DO THIS:
Repeat the whole listing below, word for word.

***

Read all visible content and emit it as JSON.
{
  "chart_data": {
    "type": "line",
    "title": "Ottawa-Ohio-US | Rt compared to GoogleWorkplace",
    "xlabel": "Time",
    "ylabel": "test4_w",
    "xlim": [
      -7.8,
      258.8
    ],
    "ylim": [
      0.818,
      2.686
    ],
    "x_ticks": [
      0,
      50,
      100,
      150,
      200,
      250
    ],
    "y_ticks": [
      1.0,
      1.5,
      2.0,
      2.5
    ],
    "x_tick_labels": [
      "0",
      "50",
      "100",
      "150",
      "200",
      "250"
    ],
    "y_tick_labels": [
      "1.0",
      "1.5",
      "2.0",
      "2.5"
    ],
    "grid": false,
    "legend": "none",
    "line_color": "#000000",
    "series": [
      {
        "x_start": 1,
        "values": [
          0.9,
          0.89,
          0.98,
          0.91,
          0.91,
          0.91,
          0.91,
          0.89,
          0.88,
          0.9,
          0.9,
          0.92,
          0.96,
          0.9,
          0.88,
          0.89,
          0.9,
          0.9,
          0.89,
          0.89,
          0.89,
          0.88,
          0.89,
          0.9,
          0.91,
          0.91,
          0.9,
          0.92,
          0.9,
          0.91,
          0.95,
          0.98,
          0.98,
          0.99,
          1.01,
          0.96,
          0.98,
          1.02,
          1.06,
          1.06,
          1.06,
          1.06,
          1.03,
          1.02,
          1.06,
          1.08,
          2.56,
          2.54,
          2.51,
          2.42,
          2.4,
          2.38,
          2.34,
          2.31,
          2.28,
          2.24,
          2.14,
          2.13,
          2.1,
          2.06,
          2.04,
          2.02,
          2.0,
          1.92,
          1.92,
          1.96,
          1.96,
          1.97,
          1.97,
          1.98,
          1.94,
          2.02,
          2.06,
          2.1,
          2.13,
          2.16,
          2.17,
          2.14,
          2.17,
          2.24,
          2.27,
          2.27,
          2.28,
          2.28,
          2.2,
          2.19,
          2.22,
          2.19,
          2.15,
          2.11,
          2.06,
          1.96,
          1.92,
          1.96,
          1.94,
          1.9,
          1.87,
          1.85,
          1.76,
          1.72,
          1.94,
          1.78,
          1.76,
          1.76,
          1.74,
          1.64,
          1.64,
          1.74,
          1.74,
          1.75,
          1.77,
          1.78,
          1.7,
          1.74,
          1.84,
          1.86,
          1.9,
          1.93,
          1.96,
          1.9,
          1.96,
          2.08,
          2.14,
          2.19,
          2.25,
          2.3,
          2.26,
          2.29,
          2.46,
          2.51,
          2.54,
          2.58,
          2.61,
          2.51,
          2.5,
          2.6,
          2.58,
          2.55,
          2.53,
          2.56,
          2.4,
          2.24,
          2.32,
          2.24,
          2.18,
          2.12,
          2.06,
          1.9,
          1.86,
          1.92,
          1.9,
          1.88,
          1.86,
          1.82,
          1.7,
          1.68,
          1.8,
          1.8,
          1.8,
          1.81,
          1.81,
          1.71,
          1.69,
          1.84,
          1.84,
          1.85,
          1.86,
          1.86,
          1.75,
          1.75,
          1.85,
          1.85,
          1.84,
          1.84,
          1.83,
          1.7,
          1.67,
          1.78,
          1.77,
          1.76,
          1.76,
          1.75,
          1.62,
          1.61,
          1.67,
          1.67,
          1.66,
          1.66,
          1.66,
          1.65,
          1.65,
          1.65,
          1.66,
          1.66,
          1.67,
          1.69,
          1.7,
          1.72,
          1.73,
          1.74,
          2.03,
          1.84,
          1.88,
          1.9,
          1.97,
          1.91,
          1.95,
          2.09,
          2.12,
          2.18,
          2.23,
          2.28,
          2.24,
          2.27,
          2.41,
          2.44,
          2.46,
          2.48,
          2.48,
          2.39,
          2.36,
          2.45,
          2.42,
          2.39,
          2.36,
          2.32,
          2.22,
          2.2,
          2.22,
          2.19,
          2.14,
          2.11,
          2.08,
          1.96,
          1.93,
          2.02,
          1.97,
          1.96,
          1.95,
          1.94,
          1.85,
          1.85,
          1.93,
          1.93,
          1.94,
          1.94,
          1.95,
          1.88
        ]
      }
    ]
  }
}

***

TASK ANSWER:
Read all visible content and emit it as JSON.
{
  "chart_data": {
    "type": "line",
    "title": "Ottawa-Ohio-US | Rt compared to GoogleWorkplace",
    "xlabel": "Time",
    "ylabel": "test4_w",
    "xlim": [
      -7.8,
      258.8
    ],
    "ylim": [
      0.818,
      2.686
    ],
    "x_ticks": [
      0,
      50,
      100,
      150,
      200,
      250
    ],
    "y_ticks": [
      1.0,
      1.5,
      2.0,
      2.5
    ],
    "x_tick_labels": [
      "0",
      "50",
      "100",
      "150",
      "200",
      "250"
    ],
    "y_tick_labels": [
      "1.0",
      "1.5",
      "2.0",
      "2.5"
    ],
    "grid": false,
    "legend": "none",
    "line_color": "#000000",
    "series": [
      {
        "x_start": 1,
        "values": [
          0.9,
          0.89,
          0.98,
          0.91,
          0.91,
          0.91,
          0.91,
          0.89,
          0.88,
          0.9,
          0.9,
          0.92,
          0.96,
          0.9,
          0.88,
          0.89,
          0.9,
          0.9,
          0.89,
          0.89,
          0.89,
          0.88,
          0.89,
          0.9,
          0.91,
          0.91,
          0.9,
          0.92,
          0.9,
          0.91,
          0.95,
          0.98,
          0.98,
          0.99,
          1.01,
          0.96,
          0.98,
          1.02,
          1.06,
          1.06,
          1.06,
          1.06,
          1.03,
          1.02,
          1.06,
          1.08,
          2.56,
          2.54,
          2.51,
          2.42,
          2.4,
          2.38,
          2.34,
          2.31,
          2.28,
          2.24,
          2.14,
          2.13,
          2.1,
          2.06,
          2.04,
          2.02,
          2.0,
          1.92,
          1.92,
          1.96,
          1.96,
          1.97,
          1.97,
          1.98,
          1.94,
          2.02,
          2.06,
          2.1,
          2.13,
          2.16,
          2.17,
          2.14,
          2.17,
          2.24,
          2.27,
          2.27,
          2.28,
          2.28,
          2.2,
          2.19,
          2.22,
          2.19,
          2.15,
          2.11,
          2.06,
          1.96,
          1.92,
          1.96,
          1.94,
          1.9,
          1.87,
          1.85,
          1.76,
          1.72,
          1.94,
          1.78,
          1.76,
          1.76,
          1.74,
          1.64,
          1.64,
          1.74,
          1.74,
          1.75,
          1.77,
          1.78,
          1.7,
          1.74,
          1.84,
          1.86,
          1.9,
          1.93,
          1.96,
          1.9,
          1.96,
          2.08,
          2.14,
          2.19,
          2.25,
          2.3,
          2.26,
          2.29,
          2.46,
          2.51,
          2.54,
          2.58,
          2.61,
          2.51,
          2.5,
          2.6,
          2.58,
          2.55,
          2.53,
          2.56,
          2.4,
          2.24,
          2.32,
          2.24,
          2.18,
          2.12,
          2.06,
          1.9,
          1.86,
          1.92,
          1.9,
          1.88,
          1.86,
          1.82,
          1.7,
          1.68,
          1.8,
          1.8,
          1.8,
          1.81,
          1.81,
          1.71,
          1.69,
          1.84,
          1.84,
          1.85,
          1.86,
          1.86,
          1.75,
          1.75,
          1.85,
          1.85,
          1.84,
          1.84,
          1.83,
          1.7,
          1.67,
          1.78,
          1.77,
          1.76,
          1.76,
          1.75,
          1.62,
          1.61,
          1.67,
          1.67,
          1.66,
          1.66,
          1.66,
          1.65,
          1.65,
          1.65,
          1.66,
          1.66,
          1.67,
          1.69,
          1.7,
          1.72,
          1.73,
          1.74,
          2.03,
          1.84,
          1.88,
          1.9,
          1.97,
          1.91,
          1.95,
          2.09,
          2.12,
          2.18,
          2.23,
          2.28,
          2.24,
          2.27,
          2.41,
          2.44,
          2.46,
          2.48,
          2.48,
          2.39,
          2.36,
          2.45,
          2.42,
          2.39,
          2.36,
          2.32,
          2.22,
          2.2,
          2.22,
          2.19,
          2.14,
          2.11,
          2.08,
          1.96,
          1.93,
          2.02,
          1.97,
          1.96,
          1.95,
          1.94,
          1.85,
          1.85,
          1.93,
          1.93,
          1.94,
          1.94,
          1.95,
          1.88
        ]
      }
    ]
  }
}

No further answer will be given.